--- start Exercise input ---
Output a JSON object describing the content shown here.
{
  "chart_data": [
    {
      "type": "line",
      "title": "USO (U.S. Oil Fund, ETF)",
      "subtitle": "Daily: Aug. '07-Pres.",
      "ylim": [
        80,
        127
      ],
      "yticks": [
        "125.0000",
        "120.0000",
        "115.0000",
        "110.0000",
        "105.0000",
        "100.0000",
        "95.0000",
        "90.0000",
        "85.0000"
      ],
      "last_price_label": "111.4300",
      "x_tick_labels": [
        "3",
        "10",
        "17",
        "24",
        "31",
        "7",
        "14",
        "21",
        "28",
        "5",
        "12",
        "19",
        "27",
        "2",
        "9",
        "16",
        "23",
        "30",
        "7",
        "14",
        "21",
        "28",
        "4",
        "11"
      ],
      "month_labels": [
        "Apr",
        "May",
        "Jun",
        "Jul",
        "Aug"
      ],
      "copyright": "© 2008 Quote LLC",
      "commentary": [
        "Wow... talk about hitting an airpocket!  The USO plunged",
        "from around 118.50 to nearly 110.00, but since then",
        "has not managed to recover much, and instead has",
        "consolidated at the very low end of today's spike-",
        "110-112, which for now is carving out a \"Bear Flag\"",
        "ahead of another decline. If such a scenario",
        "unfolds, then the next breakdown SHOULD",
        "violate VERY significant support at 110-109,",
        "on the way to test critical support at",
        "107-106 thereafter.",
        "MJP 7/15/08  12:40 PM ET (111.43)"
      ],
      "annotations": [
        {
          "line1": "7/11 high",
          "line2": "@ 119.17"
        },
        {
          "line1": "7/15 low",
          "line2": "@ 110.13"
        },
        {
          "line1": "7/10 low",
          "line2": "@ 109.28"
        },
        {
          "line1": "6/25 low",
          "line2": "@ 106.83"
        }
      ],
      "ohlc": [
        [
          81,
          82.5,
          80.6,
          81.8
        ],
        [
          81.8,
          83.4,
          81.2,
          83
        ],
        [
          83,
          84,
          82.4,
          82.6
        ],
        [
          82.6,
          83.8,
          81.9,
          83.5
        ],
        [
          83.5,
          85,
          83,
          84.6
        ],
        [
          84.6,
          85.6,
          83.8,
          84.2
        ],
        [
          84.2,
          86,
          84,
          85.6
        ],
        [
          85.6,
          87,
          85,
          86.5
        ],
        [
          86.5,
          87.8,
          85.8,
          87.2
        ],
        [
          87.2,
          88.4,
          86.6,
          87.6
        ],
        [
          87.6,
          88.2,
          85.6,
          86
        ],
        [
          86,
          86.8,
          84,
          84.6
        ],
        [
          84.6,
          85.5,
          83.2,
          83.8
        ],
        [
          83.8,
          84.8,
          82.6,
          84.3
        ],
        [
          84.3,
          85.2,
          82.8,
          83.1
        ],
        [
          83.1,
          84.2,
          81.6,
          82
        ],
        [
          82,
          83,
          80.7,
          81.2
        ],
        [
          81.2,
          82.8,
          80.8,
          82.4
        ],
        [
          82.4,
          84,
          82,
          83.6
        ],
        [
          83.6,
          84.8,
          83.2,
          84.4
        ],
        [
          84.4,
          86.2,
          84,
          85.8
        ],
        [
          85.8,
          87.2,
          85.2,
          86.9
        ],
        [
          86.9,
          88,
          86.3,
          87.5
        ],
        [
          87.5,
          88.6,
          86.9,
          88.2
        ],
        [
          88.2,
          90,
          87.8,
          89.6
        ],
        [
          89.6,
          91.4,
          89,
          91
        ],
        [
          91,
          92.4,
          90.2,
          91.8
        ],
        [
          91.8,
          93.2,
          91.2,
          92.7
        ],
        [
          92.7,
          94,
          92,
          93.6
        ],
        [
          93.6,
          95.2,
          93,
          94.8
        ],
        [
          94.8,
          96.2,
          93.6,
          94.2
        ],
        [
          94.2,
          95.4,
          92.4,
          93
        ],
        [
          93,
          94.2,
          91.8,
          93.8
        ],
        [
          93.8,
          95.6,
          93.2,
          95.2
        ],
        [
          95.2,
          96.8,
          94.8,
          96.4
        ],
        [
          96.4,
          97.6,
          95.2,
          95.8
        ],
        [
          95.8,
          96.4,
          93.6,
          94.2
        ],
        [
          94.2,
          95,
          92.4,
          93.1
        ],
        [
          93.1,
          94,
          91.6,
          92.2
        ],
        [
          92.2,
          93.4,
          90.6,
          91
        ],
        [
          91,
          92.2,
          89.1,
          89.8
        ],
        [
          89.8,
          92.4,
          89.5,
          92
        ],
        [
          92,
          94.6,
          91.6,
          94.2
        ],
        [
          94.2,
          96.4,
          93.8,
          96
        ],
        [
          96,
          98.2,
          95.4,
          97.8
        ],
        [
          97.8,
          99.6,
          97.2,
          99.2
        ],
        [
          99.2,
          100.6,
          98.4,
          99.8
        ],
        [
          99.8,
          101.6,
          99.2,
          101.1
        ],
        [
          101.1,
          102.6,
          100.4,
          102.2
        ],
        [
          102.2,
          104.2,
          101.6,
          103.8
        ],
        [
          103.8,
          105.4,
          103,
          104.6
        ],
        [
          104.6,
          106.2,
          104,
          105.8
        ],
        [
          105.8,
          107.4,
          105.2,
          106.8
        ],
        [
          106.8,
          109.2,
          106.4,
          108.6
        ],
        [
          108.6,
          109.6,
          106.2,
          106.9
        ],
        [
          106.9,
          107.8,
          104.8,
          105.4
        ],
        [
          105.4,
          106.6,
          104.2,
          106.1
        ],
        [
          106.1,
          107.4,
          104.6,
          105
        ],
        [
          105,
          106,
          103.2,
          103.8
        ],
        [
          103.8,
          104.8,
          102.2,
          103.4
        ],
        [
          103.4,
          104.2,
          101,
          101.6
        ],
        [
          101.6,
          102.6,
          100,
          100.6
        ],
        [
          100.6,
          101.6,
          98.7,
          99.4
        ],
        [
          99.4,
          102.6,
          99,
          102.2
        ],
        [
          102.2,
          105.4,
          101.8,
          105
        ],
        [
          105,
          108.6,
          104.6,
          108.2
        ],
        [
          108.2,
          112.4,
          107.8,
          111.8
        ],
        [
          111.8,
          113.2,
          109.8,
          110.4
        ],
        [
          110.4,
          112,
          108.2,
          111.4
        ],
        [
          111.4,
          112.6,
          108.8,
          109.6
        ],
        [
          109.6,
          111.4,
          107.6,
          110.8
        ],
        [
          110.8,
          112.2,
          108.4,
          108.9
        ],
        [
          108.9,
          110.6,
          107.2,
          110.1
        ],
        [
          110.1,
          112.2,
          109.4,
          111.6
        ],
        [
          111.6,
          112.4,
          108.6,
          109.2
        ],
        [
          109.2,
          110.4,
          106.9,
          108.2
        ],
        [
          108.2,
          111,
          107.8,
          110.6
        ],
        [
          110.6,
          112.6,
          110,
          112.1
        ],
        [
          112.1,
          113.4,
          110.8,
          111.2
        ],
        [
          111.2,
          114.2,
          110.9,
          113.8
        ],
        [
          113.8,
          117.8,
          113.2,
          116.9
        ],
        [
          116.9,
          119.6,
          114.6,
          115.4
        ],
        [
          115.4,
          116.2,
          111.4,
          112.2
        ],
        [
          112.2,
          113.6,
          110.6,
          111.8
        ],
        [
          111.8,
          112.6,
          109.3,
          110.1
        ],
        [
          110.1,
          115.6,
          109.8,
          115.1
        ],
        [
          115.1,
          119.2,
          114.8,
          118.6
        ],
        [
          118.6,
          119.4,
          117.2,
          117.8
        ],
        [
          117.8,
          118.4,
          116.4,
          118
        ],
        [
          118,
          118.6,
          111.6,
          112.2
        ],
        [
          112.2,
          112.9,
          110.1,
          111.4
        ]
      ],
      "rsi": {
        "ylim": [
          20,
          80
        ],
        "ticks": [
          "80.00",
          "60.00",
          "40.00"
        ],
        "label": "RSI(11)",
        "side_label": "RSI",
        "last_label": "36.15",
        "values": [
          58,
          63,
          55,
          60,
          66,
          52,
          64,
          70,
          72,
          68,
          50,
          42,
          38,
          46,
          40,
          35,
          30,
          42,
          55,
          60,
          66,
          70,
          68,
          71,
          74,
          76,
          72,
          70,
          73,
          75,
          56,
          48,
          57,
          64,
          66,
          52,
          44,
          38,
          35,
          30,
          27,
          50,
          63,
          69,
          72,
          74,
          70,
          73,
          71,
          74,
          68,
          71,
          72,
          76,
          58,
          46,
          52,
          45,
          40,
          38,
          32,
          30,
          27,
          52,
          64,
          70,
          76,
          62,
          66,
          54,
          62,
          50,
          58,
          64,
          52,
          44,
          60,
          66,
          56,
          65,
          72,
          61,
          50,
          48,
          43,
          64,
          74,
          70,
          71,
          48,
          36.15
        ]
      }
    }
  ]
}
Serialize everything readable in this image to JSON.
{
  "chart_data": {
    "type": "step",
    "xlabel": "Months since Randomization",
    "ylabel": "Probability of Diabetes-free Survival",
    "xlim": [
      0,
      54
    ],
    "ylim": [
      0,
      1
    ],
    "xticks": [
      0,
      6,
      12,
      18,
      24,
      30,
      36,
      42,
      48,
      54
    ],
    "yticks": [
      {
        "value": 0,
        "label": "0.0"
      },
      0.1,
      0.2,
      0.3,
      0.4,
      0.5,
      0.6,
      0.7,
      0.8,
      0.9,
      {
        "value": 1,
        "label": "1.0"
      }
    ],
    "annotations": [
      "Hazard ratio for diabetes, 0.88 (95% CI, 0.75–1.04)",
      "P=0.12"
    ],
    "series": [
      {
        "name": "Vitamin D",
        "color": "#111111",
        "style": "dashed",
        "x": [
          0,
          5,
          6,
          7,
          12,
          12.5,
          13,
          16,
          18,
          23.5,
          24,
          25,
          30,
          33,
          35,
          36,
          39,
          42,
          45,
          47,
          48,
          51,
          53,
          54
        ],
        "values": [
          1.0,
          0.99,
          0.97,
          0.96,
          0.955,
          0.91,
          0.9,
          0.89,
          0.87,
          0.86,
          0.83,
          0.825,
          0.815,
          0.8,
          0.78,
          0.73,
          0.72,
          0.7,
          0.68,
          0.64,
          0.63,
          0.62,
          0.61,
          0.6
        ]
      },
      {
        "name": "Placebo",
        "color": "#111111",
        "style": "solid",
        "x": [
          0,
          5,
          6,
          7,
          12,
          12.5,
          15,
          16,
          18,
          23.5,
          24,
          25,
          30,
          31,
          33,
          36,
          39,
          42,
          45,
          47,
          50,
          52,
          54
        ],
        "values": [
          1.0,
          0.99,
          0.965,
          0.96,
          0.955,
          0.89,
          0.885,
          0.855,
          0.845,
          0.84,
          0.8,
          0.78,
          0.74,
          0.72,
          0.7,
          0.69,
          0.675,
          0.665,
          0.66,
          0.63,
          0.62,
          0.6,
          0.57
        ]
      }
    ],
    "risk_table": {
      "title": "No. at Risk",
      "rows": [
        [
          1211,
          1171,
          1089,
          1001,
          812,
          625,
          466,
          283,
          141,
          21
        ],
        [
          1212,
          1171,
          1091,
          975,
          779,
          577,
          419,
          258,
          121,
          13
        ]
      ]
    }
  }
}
--- end Exercise input ---
=== Exercise description ===
Of the lines in this listing, how many contain "since"? Reply with the number and nothing more.

=== Result ===
2